● **WHAT IS REQUIRED**
The listing below must be repeated word for word, with its images excluded.

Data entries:
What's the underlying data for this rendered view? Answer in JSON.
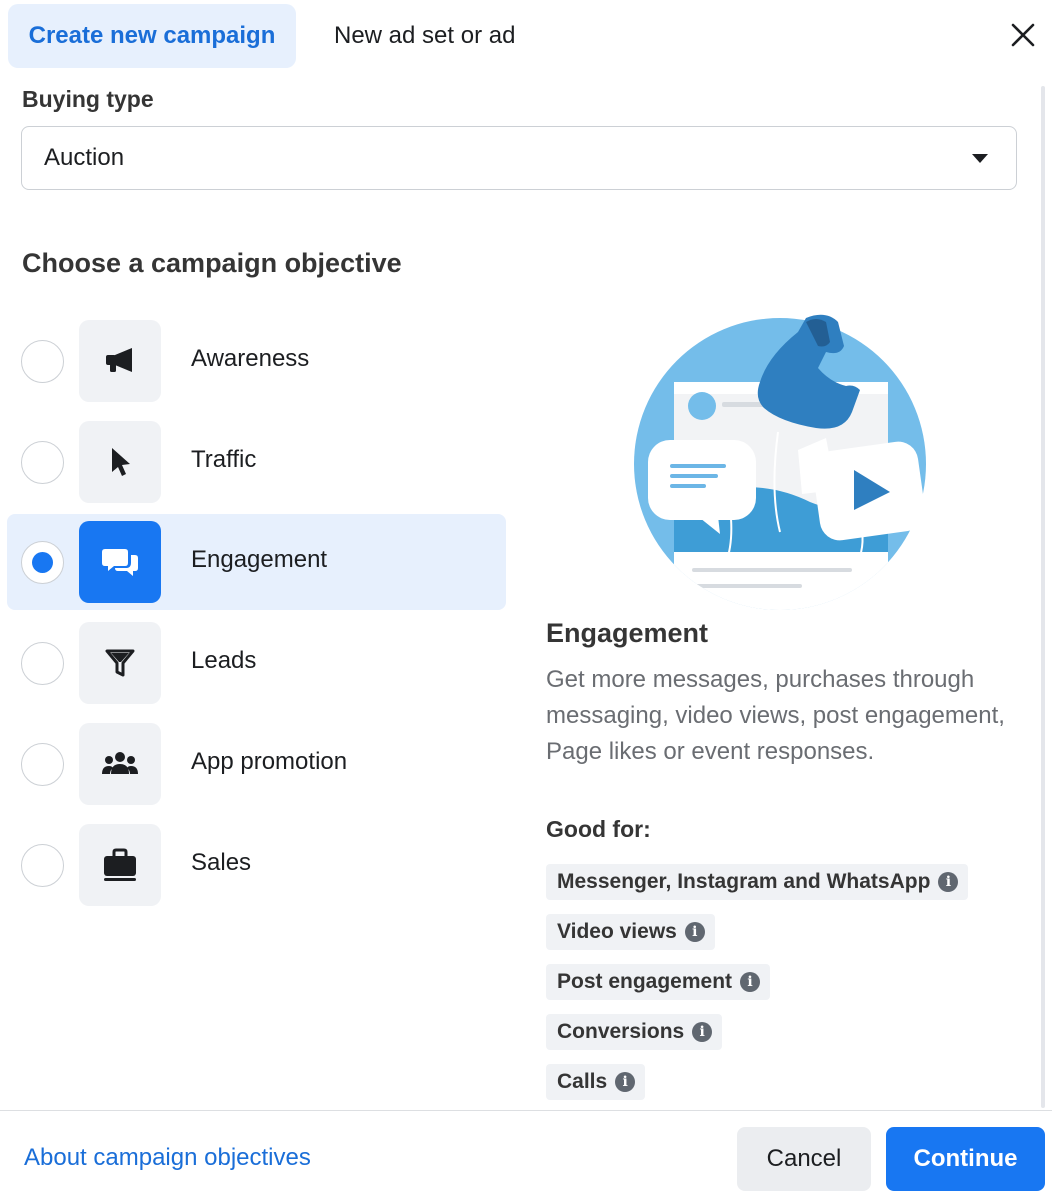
{
  "tabs": {
    "active": "Create new campaign",
    "inactive": "New ad set or ad"
  },
  "buying_type": {
    "label": "Buying type",
    "value": "Auction"
  },
  "objective": {
    "title": "Choose a campaign objective",
    "options": [
      {
        "label": "Awareness",
        "icon": "megaphone-icon",
        "selected": false
      },
      {
        "label": "Traffic",
        "icon": "cursor-icon",
        "selected": false
      },
      {
        "label": "Engagement",
        "icon": "chat-bubbles-icon",
        "selected": true
      },
      {
        "label": "Leads",
        "icon": "funnel-icon",
        "selected": false
      },
      {
        "label": "App promotion",
        "icon": "people-group-icon",
        "selected": false
      },
      {
        "label": "Sales",
        "icon": "briefcase-icon",
        "selected": false
      }
    ]
  },
  "detail": {
    "title": "Engagement",
    "description": "Get more messages, purchases through messaging, video views, post engagement, Page likes or event responses.",
    "good_for_label": "Good for:",
    "good_for": [
      "Messenger, Instagram and WhatsApp",
      "Video views",
      "Post engagement",
      "Conversions",
      "Calls"
    ]
  },
  "footer": {
    "about_link": "About campaign objectives",
    "cancel": "Cancel",
    "continue": "Continue"
  },
  "colors": {
    "accent": "#1877f2",
    "selected_bg": "#e7f0fd",
    "link": "#1a6ed8"
  }
}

● **THE RESULT**
What's the underlying data for this rendered view? Answer in JSON.
{
  "tabs": {
    "active": "Create new campaign",
    "inactive": "New ad set or ad"
  },
  "buying_type": {
    "label": "Buying type",
    "value": "Auction"
  },
  "objective": {
    "title": "Choose a campaign objective",
    "options": [
      {
        "label": "Awareness",
        "icon": "megaphone-icon",
        "selected": false
      },
      {
        "label": "Traffic",
        "icon": "cursor-icon",
        "selected": false
      },
      {
        "label": "Engagement",
        "icon": "chat-bubbles-icon",
        "selected": true
      },
      {
        "label": "Leads",
        "icon": "funnel-icon",
        "selected": false
      },
      {
        "label": "App promotion",
        "icon": "people-group-icon",
        "selected": false
      },
      {
        "label": "Sales",
        "icon": "briefcase-icon",
        "selected": false
      }
    ]
  },
  "detail": {
    "title": "Engagement",
    "description": "Get more messages, purchases through messaging, video views, post engagement, Page likes or event responses.",
    "good_for_label": "Good for:",
    "good_for": [
      "Messenger, Instagram and WhatsApp",
      "Video views",
      "Post engagement",
      "Conversions",
      "Calls"
    ]
  },
  "footer": {
    "about_link": "About campaign objectives",
    "cancel": "Cancel",
    "continue": "Continue"
  },
  "colors": {
    "accent": "#1877f2",
    "selected_bg": "#e7f0fd",
    "link": "#1a6ed8"
  }
}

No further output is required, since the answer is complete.